# Objective
Tally the lines in the following entries that include the word "bottom"; state only the total.
::: Raw data
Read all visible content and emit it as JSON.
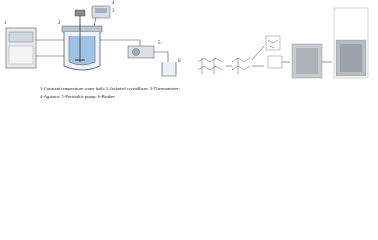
{
  "labels": [
    "1",
    "2",
    "3",
    "4",
    "5",
    "6"
  ],
  "caption": [
    "1-Constant temperature water bath; 2-Jacketed crystallizer; 3-Thermometer;",
    "4-Agitator; 5-Peristaltic pump; 6-Beaker"
  ]
}
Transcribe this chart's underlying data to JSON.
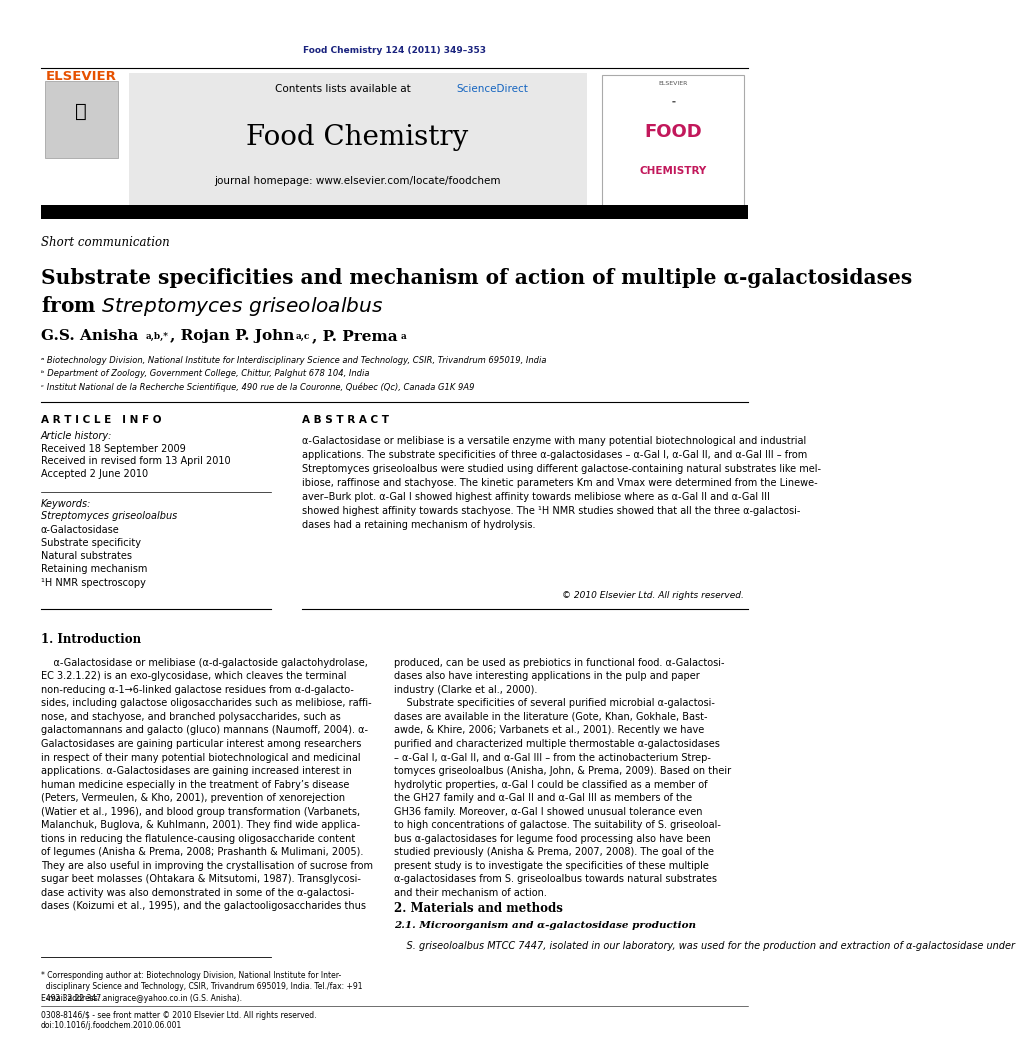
{
  "page_width": 9.92,
  "page_height": 13.23,
  "bg_color": "#ffffff",
  "journal_ref": "Food Chemistry 124 (2011) 349–353",
  "journal_ref_color": "#1a237e",
  "header_bg": "#e8e8e8",
  "science_direct_color": "#1565c0",
  "journal_title": "Food Chemistry",
  "journal_url": "journal homepage: www.elsevier.com/locate/foodchem",
  "elsevier_color": "#e65100",
  "elsevier_text": "ELSEVIER",
  "food_chemistry_logo_color": "#c2185b",
  "section_label": "Short communication",
  "paper_title_line1": "Substrate specificities and mechanism of action of multiple α-galactosidases",
  "paper_title_line2": "from Streptomyces griseoloalbus",
  "affil_a": "ᵃ Biotechnology Division, National Institute for Interdisciplinary Science and Technology, CSIR, Trivandrum 695019, India",
  "affil_b": "ᵇ Department of Zoology, Government College, Chittur, Palghut 678 104, India",
  "affil_c": "ᶜ Institut National de la Recherche Scientifique, 490 rue de la Couronne, Québec (Qc), Canada G1K 9A9",
  "article_info_header": "A R T I C L E   I N F O",
  "abstract_header": "A B S T R A C T",
  "article_history_label": "Article history:",
  "received1": "Received 18 September 2009",
  "received2": "Received in revised form 13 April 2010",
  "accepted": "Accepted 2 June 2010",
  "keywords_label": "Keywords:",
  "keywords": [
    "Streptomyces griseoloalbus",
    "α-Galactosidase",
    "Substrate specificity",
    "Natural substrates",
    "Retaining mechanism",
    "¹H NMR spectroscopy"
  ],
  "copyright": "© 2010 Elsevier Ltd. All rights reserved.",
  "intro_header": "1. Introduction",
  "section2_header": "2. Materials and methods",
  "section21_header": "2.1. Microorganism and α-galactosidase production",
  "section21_text": "    S. griseoloalbus MTCC 7447, isolated in our laboratory, was used for the production and extraction of α-galactosidase under",
  "footnote_star": "* Corresponding author at: Biotechnology Division, National Institute for Interdisciplinary Science and Technology, CSIR, Trivandrum 695019, India. Tel./fax: +91\n  492 32 22 347.",
  "footnote_email": "E-mail address: anigrace@yahoo.co.in (G.S. Anisha).",
  "footer_left": "0308-8146/$ - see front matter © 2010 Elsevier Ltd. All rights reserved.",
  "footer_doi": "doi:10.1016/j.foodchem.2010.06.001"
}
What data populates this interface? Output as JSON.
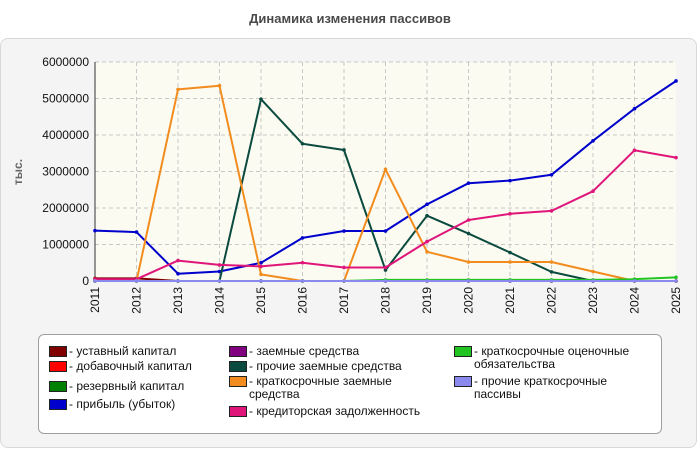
{
  "title": "Динамика изменения пассивов",
  "chart_data": {
    "type": "line",
    "title": "Динамика изменения пассивов",
    "ylabel": "тыс.",
    "xlabel": "",
    "x": [
      "2011",
      "2012",
      "2013",
      "2014",
      "2015",
      "2016",
      "2017",
      "2018",
      "2019",
      "2020",
      "2021",
      "2022",
      "2023",
      "2024",
      "2025"
    ],
    "ylim": [
      0,
      6000000
    ],
    "yticks": [
      0,
      1000000,
      2000000,
      3000000,
      4000000,
      5000000,
      6000000
    ],
    "ytick_labels": [
      "0",
      "1000000",
      "2000000",
      "3000000",
      "4000000",
      "5000000",
      "6000000"
    ],
    "grid": true,
    "legend_position": "bottom",
    "series": [
      {
        "name": "уставный капитал",
        "color": "#800000",
        "values": [
          70000,
          70000,
          0,
          0,
          0,
          0,
          0,
          0,
          0,
          0,
          0,
          0,
          0,
          0,
          0
        ]
      },
      {
        "name": "добавочный капитал",
        "color": "#ff0000",
        "values": [
          0,
          0,
          0,
          0,
          0,
          0,
          0,
          0,
          0,
          0,
          0,
          0,
          0,
          0,
          0
        ]
      },
      {
        "name": "резервный капитал",
        "color": "#008000",
        "values": [
          0,
          0,
          0,
          0,
          0,
          0,
          0,
          0,
          0,
          0,
          0,
          0,
          0,
          0,
          0
        ]
      },
      {
        "name": "прибыль (убыток)",
        "color": "#0000cc",
        "values": [
          1380000,
          1340000,
          200000,
          260000,
          500000,
          1180000,
          1370000,
          1370000,
          2100000,
          2680000,
          2750000,
          2910000,
          3840000,
          4720000,
          5480000
        ]
      },
      {
        "name": "заемные средства",
        "color": "#800080",
        "values": [
          0,
          0,
          0,
          0,
          0,
          0,
          0,
          0,
          0,
          0,
          0,
          0,
          0,
          0,
          0
        ]
      },
      {
        "name": "прочие заемные средства",
        "color": "#0b4a3e",
        "values": [
          0,
          0,
          0,
          0,
          4980000,
          3760000,
          3590000,
          300000,
          1790000,
          1300000,
          780000,
          250000,
          0,
          0,
          0
        ]
      },
      {
        "name": "краткосрочные заемные средства",
        "color": "#f28c1e",
        "values": [
          0,
          0,
          5250000,
          5350000,
          180000,
          0,
          0,
          3060000,
          800000,
          520000,
          520000,
          520000,
          260000,
          0,
          0
        ]
      },
      {
        "name": "кредиторская задолженность",
        "color": "#e0157a",
        "values": [
          50000,
          50000,
          560000,
          440000,
          400000,
          500000,
          370000,
          370000,
          1080000,
          1670000,
          1840000,
          1920000,
          2460000,
          3580000,
          3380000
        ]
      },
      {
        "name": "краткосрочные оценочные обязательства",
        "color": "#22c422",
        "values": [
          0,
          0,
          0,
          0,
          0,
          0,
          0,
          30000,
          30000,
          30000,
          30000,
          30000,
          30000,
          50000,
          100000
        ]
      },
      {
        "name": "прочие краткосрочные пассивы",
        "color": "#8a8aee",
        "values": [
          0,
          0,
          0,
          0,
          0,
          0,
          0,
          0,
          0,
          0,
          0,
          0,
          0,
          0,
          0
        ]
      }
    ]
  }
}
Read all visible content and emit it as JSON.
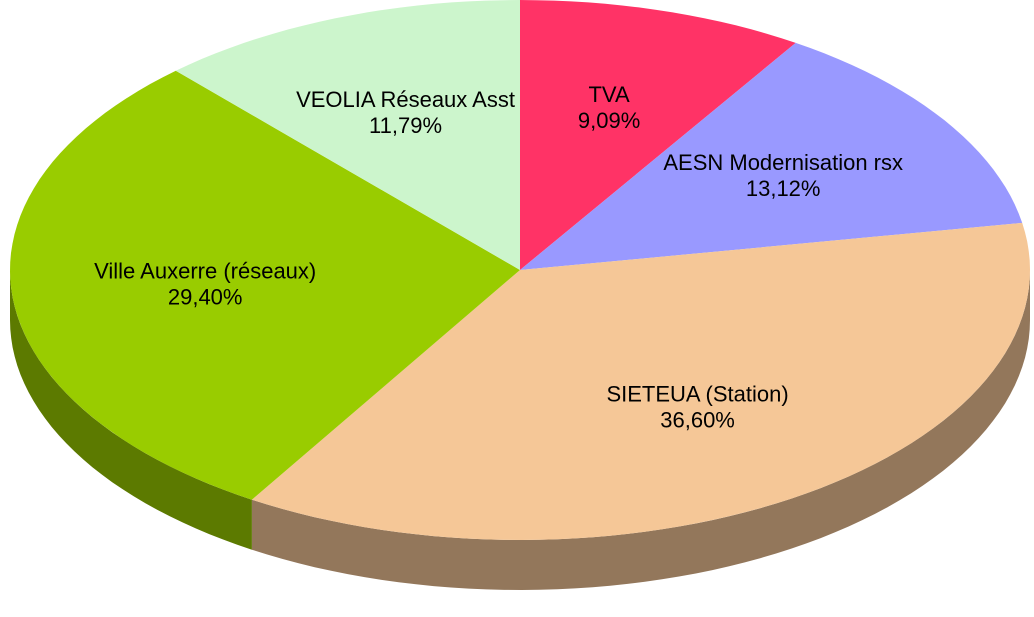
{
  "chart_data": {
    "type": "pie",
    "categories": [
      "TVA",
      "AESN Modernisation rsx",
      "SIETEUA (Station)",
      "Ville Auxerre (réseaux)",
      "VEOLIA Réseaux Asst"
    ],
    "values": [
      9.09,
      13.12,
      36.6,
      29.4,
      11.79
    ],
    "value_labels": [
      "9,09%",
      "13,12%",
      "36,60%",
      "29,40%",
      "11,79%"
    ],
    "colors": [
      "#ff3366",
      "#9999ff",
      "#f5c797",
      "#99cc00",
      "#ccf5cc"
    ]
  }
}
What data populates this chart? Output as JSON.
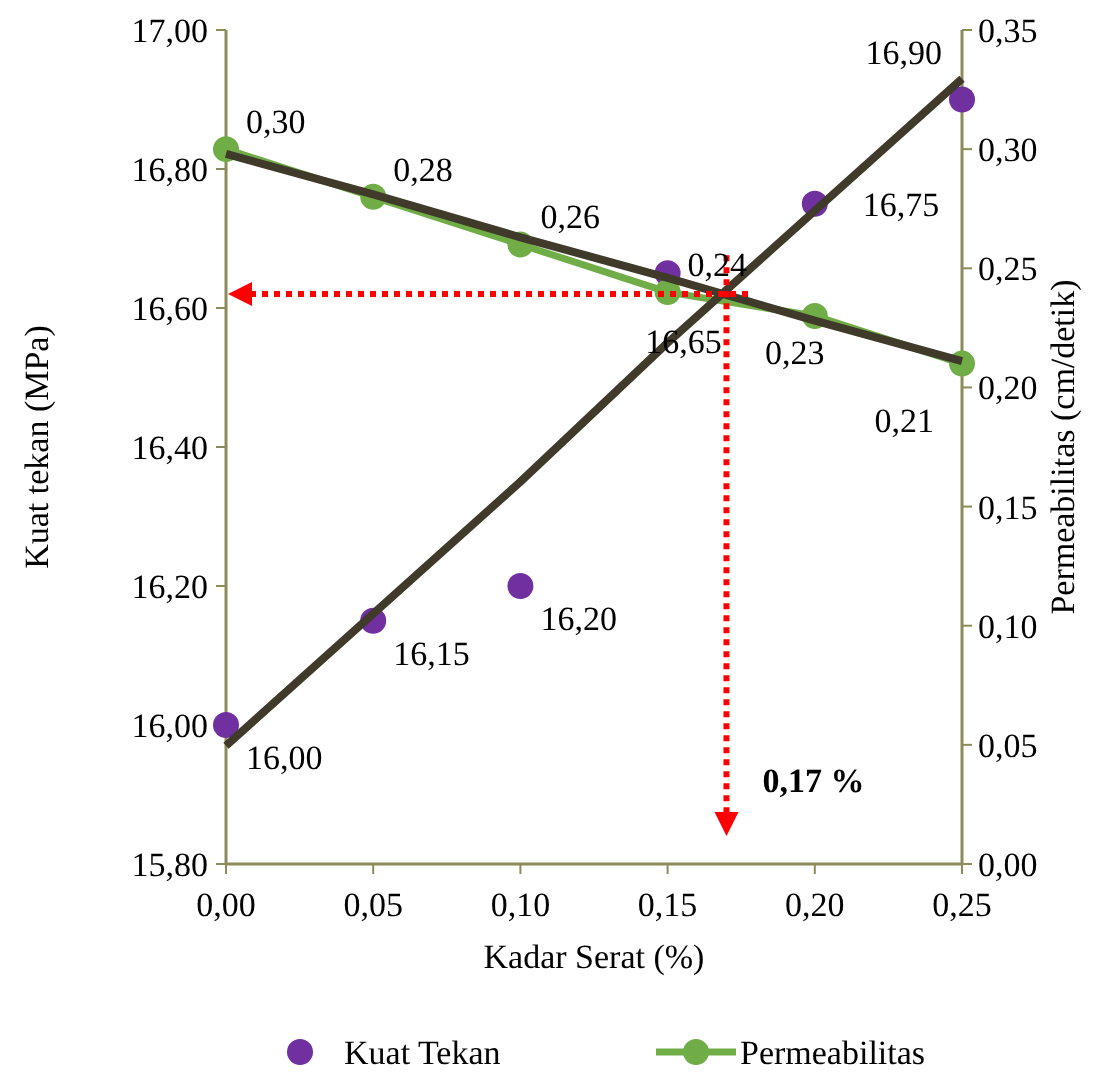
{
  "chart_data": {
    "type": "scatter",
    "xlabel": "Kadar Serat (%)",
    "ylabel": "Kuat tekan (MPa)",
    "y2label": "Permeabilitas (cm/detik)",
    "x": [
      0,
      0.05,
      0.1,
      0.15,
      0.2,
      0.25
    ],
    "series": [
      {
        "name": "Kuat Tekan",
        "type": "scatter",
        "color": "#7030a0",
        "values": [
          16.0,
          16.15,
          16.2,
          16.65,
          16.75,
          16.9
        ],
        "value_labels": [
          "16,00",
          "16,15",
          "16,20",
          "16,65",
          "16,75",
          "16,90"
        ],
        "marker": "circle"
      },
      {
        "name": "Permeabilitas",
        "type": "line",
        "axis": "y2",
        "color": "#70ad47",
        "values": [
          0.3,
          0.28,
          0.26,
          0.24,
          0.23,
          0.21
        ],
        "value_labels": [
          "0,30",
          "0,28",
          "0,26",
          "0,24",
          "0,23",
          "0,21"
        ],
        "marker": "circle"
      },
      {
        "type": "line",
        "color": "#3f3a2a",
        "values": [
          15.97,
          16.16,
          16.35,
          16.55,
          16.74,
          16.93
        ],
        "marker": "none"
      },
      {
        "type": "line",
        "axis": "y2",
        "color": "#3f3a2a",
        "values": [
          0.298,
          0.281,
          0.263,
          0.246,
          0.228,
          0.211
        ],
        "marker": "none"
      }
    ],
    "xlim": [
      0,
      0.25
    ],
    "xticks": [
      {
        "value": 0,
        "label": "0,00"
      },
      {
        "value": 0.05,
        "label": "0,05"
      },
      {
        "value": 0.1,
        "label": "0,10"
      },
      {
        "value": 0.15,
        "label": "0,15"
      },
      {
        "value": 0.2,
        "label": "0,20"
      },
      {
        "value": 0.25,
        "label": "0,25"
      }
    ],
    "ylim": [
      15.8,
      17.0
    ],
    "yticks": [
      {
        "value": 15.8,
        "label": "15,80"
      },
      {
        "value": 16.0,
        "label": "16,00"
      },
      {
        "value": 16.2,
        "label": "16,20"
      },
      {
        "value": 16.4,
        "label": "16,40"
      },
      {
        "value": 16.6,
        "label": "16,60"
      },
      {
        "value": 16.8,
        "label": "16,80"
      },
      {
        "value": 17.0,
        "label": "17,00"
      }
    ],
    "y2lim": [
      0,
      0.35
    ],
    "y2ticks": [
      {
        "value": 0,
        "label": "0,00"
      },
      {
        "value": 0.05,
        "label": "0,05"
      },
      {
        "value": 0.1,
        "label": "0,10"
      },
      {
        "value": 0.15,
        "label": "0,15"
      },
      {
        "value": 0.2,
        "label": "0,20"
      },
      {
        "value": 0.25,
        "label": "0,25"
      },
      {
        "value": 0.3,
        "label": "0,30"
      },
      {
        "value": 0.35,
        "label": "0,35"
      }
    ],
    "ref_lines": [
      {
        "axis": "x",
        "value": 0.17,
        "label": "0,17 %",
        "color": "#ff0000",
        "line_style": "dotted"
      },
      {
        "axis": "y",
        "value": 16.62,
        "color": "#ff0000",
        "line_style": "dotted"
      }
    ],
    "grid": false,
    "legend": "bottom"
  }
}
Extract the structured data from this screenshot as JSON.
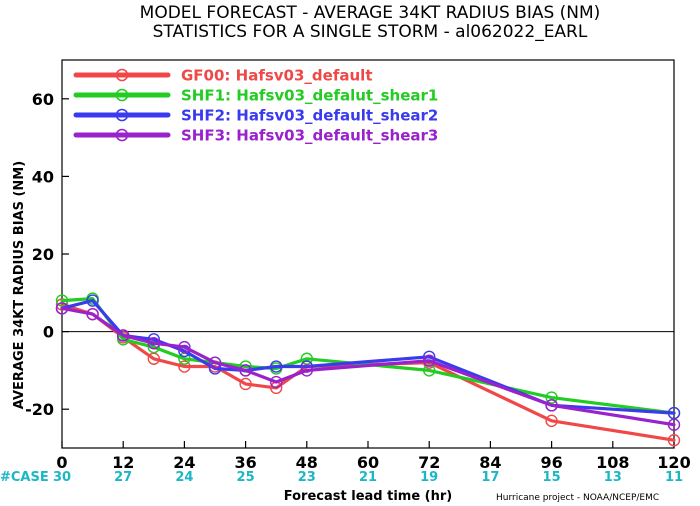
::::::
# Right answer
2